Extracted data entries
◆ ◆ ◆ ◆ ◆ ◆ ◆

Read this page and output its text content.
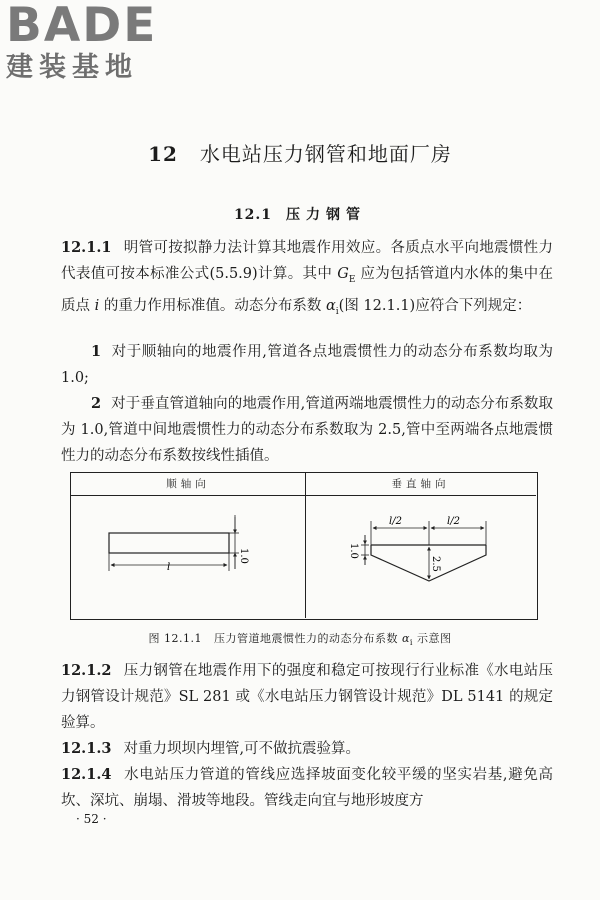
BADE
建装基地
12 水电站压力钢管和地面厂房
12.1 压力钢管

12.1.1 明管可按拟静力法计算其地震作用效应。各质点水平向地震惯性力代表值可按本标准公式(5.5.9)计算。其中 $G_E$ 应为包括管道内水体的集中在质点 i 的重力作用标准值。动态分布系数 $\alpha_i$(图 12.1.1)应符合下列规定：

1 对于顺轴向的地震作用,管道各点地震惯性力的动态分布系数均取为 1.0;

2 对于垂直管道轴向的地震作用,管道两端地震惯性力的动态分布系数取为 1.0,管道中间地震惯性力的动态分布系数取为 2.5,管中至两端各点地震惯性力的动态分布系数按线性插值。

顺轴向	垂直轴向
1.0
l
l/2	l/2
1.0
2.5
图 12.1.1 压力管道地震惯性力的动态分布系数 $\alpha_i$ 示意图

12.1.2 压力钢管在地震作用下的强度和稳定可按现行行业标准《水电站压力钢管设计规范》SL 281 或《水电站压力钢管设计规范》DL 5141 的规定验算。

12.1.3 对重力坝坝内埋管,可不做抗震验算。

12.1.4 水电站压力管道的管线应选择坡面变化较平缓的坚实岩基,避免高坎、深坑、崩塌、滑坡等地段。管线走向宜与地形坡度方

· 52 ·
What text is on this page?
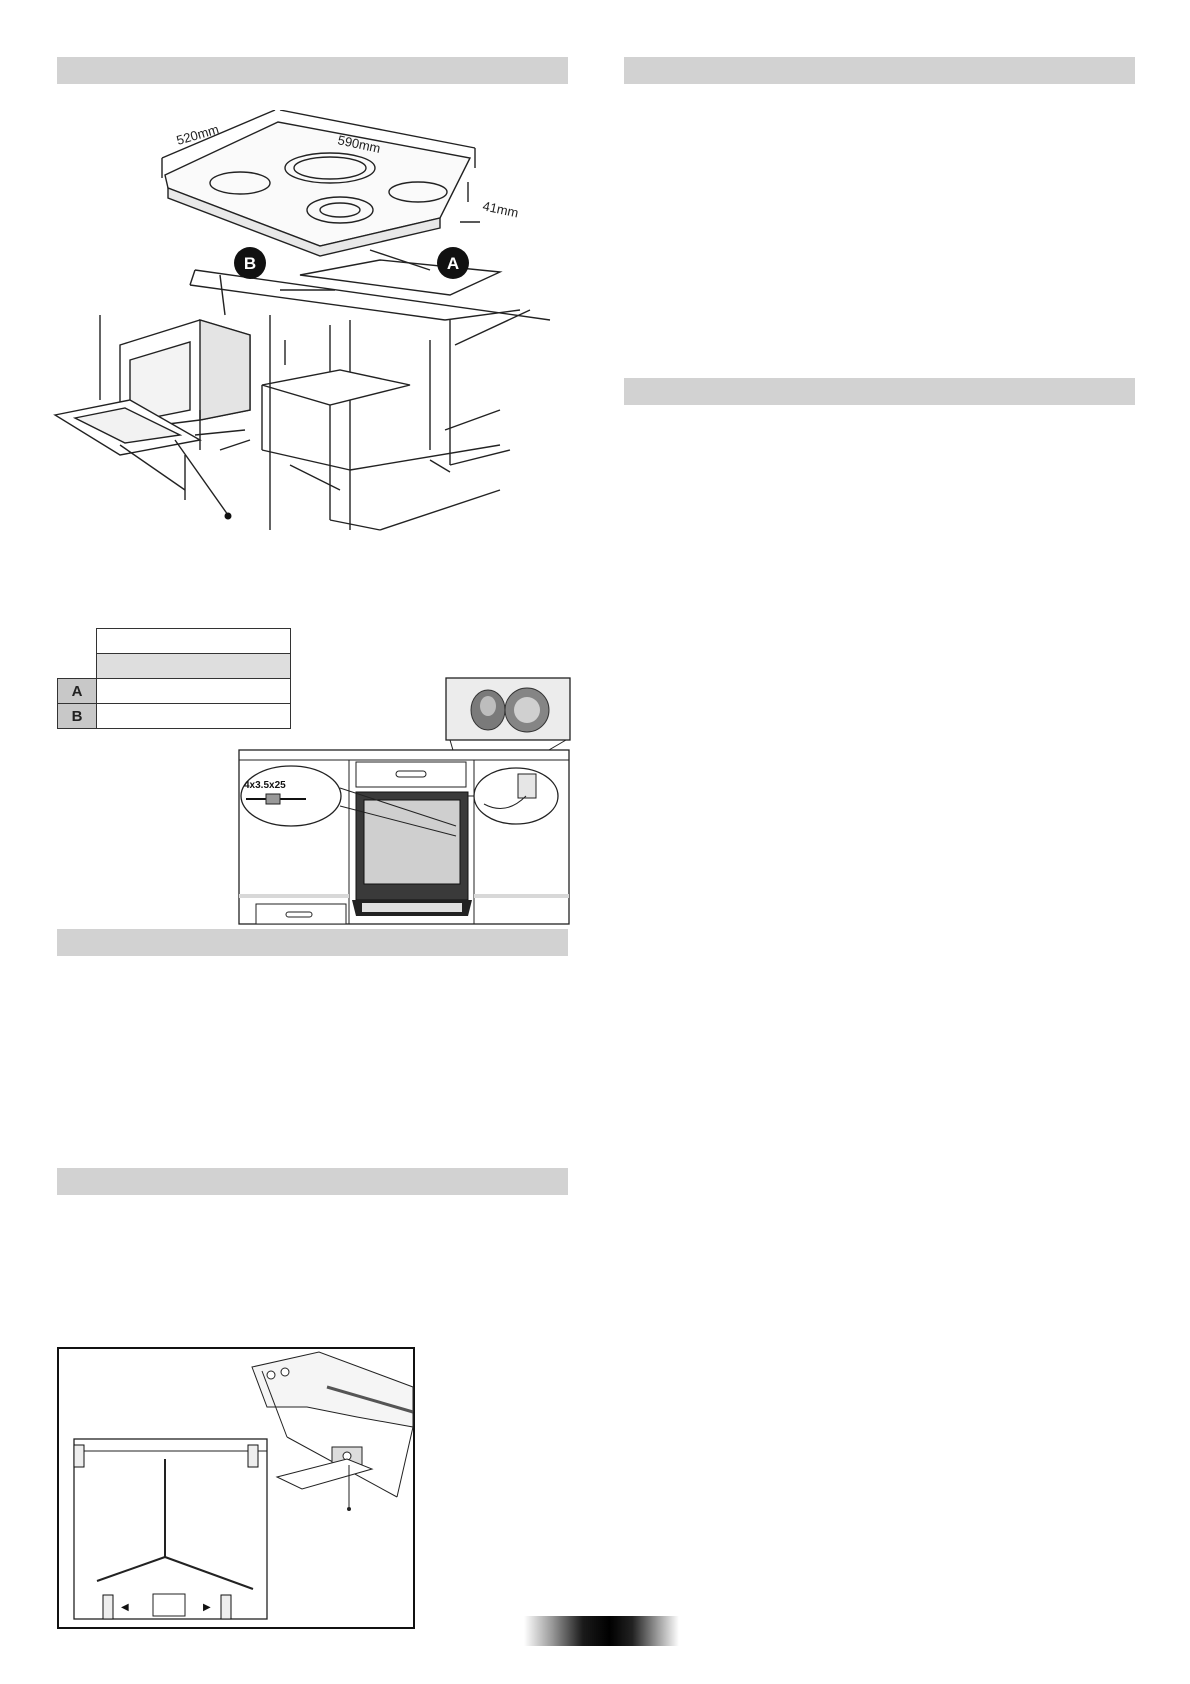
520mm	590mm
41mm
A
B

A	
B	
4x3.5x25
◀	▶
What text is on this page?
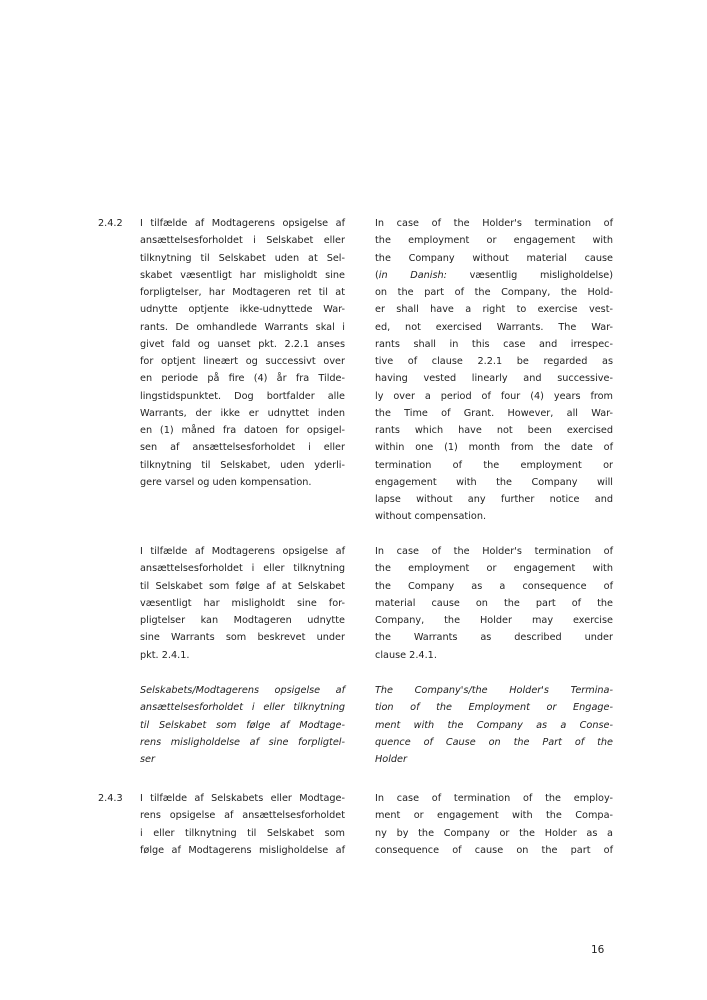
2.4.2 I tilfælde af Modtagerens opsigelse af
ansættelsesforholdet i Selskabet eller
tilknytning til Selskabet uden at Sel-
skabet væsentligt har misligholdt sine
forpligtelser, har Modtageren ret til at
udnytte optjente ikke-udnyttede War-
rants. De omhandlede Warrants skal i
givet fald og uanset pkt. 2.2.1 anses
for optjent lineært og successivt over
en periode på fire (4) år fra Tilde-
lingstidspunktet. Dog bortfalder alle
Warrants, der ikke er udnyttet inden
en (1) måned fra datoen for opsigel-
sen af ansættelsesforholdet i eller
tilknytning til Selskabet, uden yderli-
gere varsel og uden kompensation.
In case of the Holder's termination of
the employment or engagement with
the Company without material cause
(in Danish: væsentlig misligholdelse)
on the part of the Company, the Hold-
er shall have a right to exercise vest-
ed, not exercised Warrants. The War-
rants shall in this case and irrespec-
tive of clause 2.2.1 be regarded as
having vested linearly and successive-
ly over a period of four (4) years from
the Time of Grant. However, all War-
rants which have not been exercised
within one (1) month from the date of
termination of the employment or
engagement with the Company will
lapse without any further notice and
without compensation.
I tilfælde af Modtagerens opsigelse af
ansættelsesforholdet i eller tilknytning
til Selskabet som følge af at Selskabet
væsentligt har misligholdt sine for-
pligtelser kan Modtageren udnytte
sine Warrants som beskrevet under
pkt. 2.4.1.
In case of the Holder's termination of
the employment or engagement with
the Company as a consequence of
material cause on the part of the
Company, the Holder may exercise
the Warrants as described under
clause 2.4.1.
Selskabets/Modtagerens opsigelse af
ansættelsesforholdet i eller tilknytning
til Selskabet som følge af Modtage-
rens misligholdelse af sine forpligtel-
ser
The Company's/the Holder's Termina-
tion of the Employment or Engage-
ment with the Company as a Conse-
quence of Cause on the Part of the
Holder
2.4.3 I tilfælde af Selskabets eller Modtage-
rens opsigelse af ansættelsesforholdet
i eller tilknytning til Selskabet som
følge af Modtagerens misligholdelse af
In case of termination of the employ-
ment or engagement with the Compa-
ny by the Company or the Holder as a
consequence of cause on the part of
16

◆ ◆ ◆ ◆ ◆ ◆ ◆

Exercise>
Each entry gets copied exactly; the pictures stay out.

Task solution>
Read this page and output its text content.
BADE
建装基地
12 水电站压力钢管和地面厂房
12.1 压力钢管

12.1.1 明管可按拟静力法计算其地震作用效应。各质点水平向地震惯性力代表值可按本标准公式(5.5.9)计算。其中 $G_E$ 应为包括管道内水体的集中在质点 i 的重力作用标准值。动态分布系数 $\alpha_i$(图 12.1.1)应符合下列规定：

1 对于顺轴向的地震作用,管道各点地震惯性力的动态分布系数均取为 1.0;

2 对于垂直管道轴向的地震作用,管道两端地震惯性力的动态分布系数取为 1.0,管道中间地震惯性力的动态分布系数取为 2.5,管中至两端各点地震惯性力的动态分布系数按线性插值。

顺轴向	垂直轴向
1.0
l
l/2	l/2
1.0
2.5
图 12.1.1 压力管道地震惯性力的动态分布系数 $\alpha_i$ 示意图

12.1.2 压力钢管在地震作用下的强度和稳定可按现行行业标准《水电站压力钢管设计规范》SL 281 或《水电站压力钢管设计规范》DL 5141 的规定验算。

12.1.3 对重力坝坝内埋管,可不做抗震验算。

12.1.4 水电站压力管道的管线应选择坡面变化较平缓的坚实岩基,避免高坎、深坑、崩塌、滑坡等地段。管线走向宜与地形坡度方

· 52 ·
What text is on this page?
520mm	590mm
41mm
A
B

A	
B	
4x3.5x25
◀	▶
What text is on this page?
2.4.2 I tilfælde af Modtagerens opsigelse af
ansættelsesforholdet i Selskabet eller
tilknytning til Selskabet uden at Sel-
skabet væsentligt har misligholdt sine
forpligtelser, har Modtageren ret til at
udnytte optjente ikke-udnyttede War-
rants. De omhandlede Warrants skal i
givet fald og uanset pkt. 2.2.1 anses
for optjent lineært og successivt over
en periode på fire (4) år fra Tilde-
lingstidspunktet. Dog bortfalder alle
Warrants, der ikke er udnyttet inden
en (1) måned fra datoen for opsigel-
sen af ansættelsesforholdet i eller
tilknytning til Selskabet, uden yderli-
gere varsel og uden kompensation.
In case of the Holder's termination of
the employment or engagement with
the Company without material cause
(in Danish: væsentlig misligholdelse)
on the part of the Company, the Hold-
er shall have a right to exercise vest-
ed, not exercised Warrants. The War-
rants shall in this case and irrespec-
tive of clause 2.2.1 be regarded as
having vested linearly and successive-
ly over a period of four (4) years from
the Time of Grant. However, all War-
rants which have not been exercised
within one (1) month from the date of
termination of the employment or
engagement with the Company will
lapse without any further notice and
without compensation.
I tilfælde af Modtagerens opsigelse af
ansættelsesforholdet i eller tilknytning
til Selskabet som følge af at Selskabet
væsentligt har misligholdt sine for-
pligtelser kan Modtageren udnytte
sine Warrants som beskrevet under
pkt. 2.4.1.
In case of the Holder's termination of
the employment or engagement with
the Company as a consequence of
material cause on the part of the
Company, the Holder may exercise
the Warrants as described under
clause 2.4.1.
Selskabets/Modtagerens opsigelse af
ansættelsesforholdet i eller tilknytning
til Selskabet som følge af Modtage-
rens misligholdelse af sine forpligtel-
ser
The Company's/the Holder's Termina-
tion of the Employment or Engage-
ment with the Company as a Conse-
quence of Cause on the Part of the
Holder
2.4.3 I tilfælde af Selskabets eller Modtage-
rens opsigelse af ansættelsesforholdet
i eller tilknytning til Selskabet som
følge af Modtagerens misligholdelse af
In case of termination of the employ-
ment or engagement with the Compa-
ny by the Company or the Holder as a
consequence of cause on the part of
16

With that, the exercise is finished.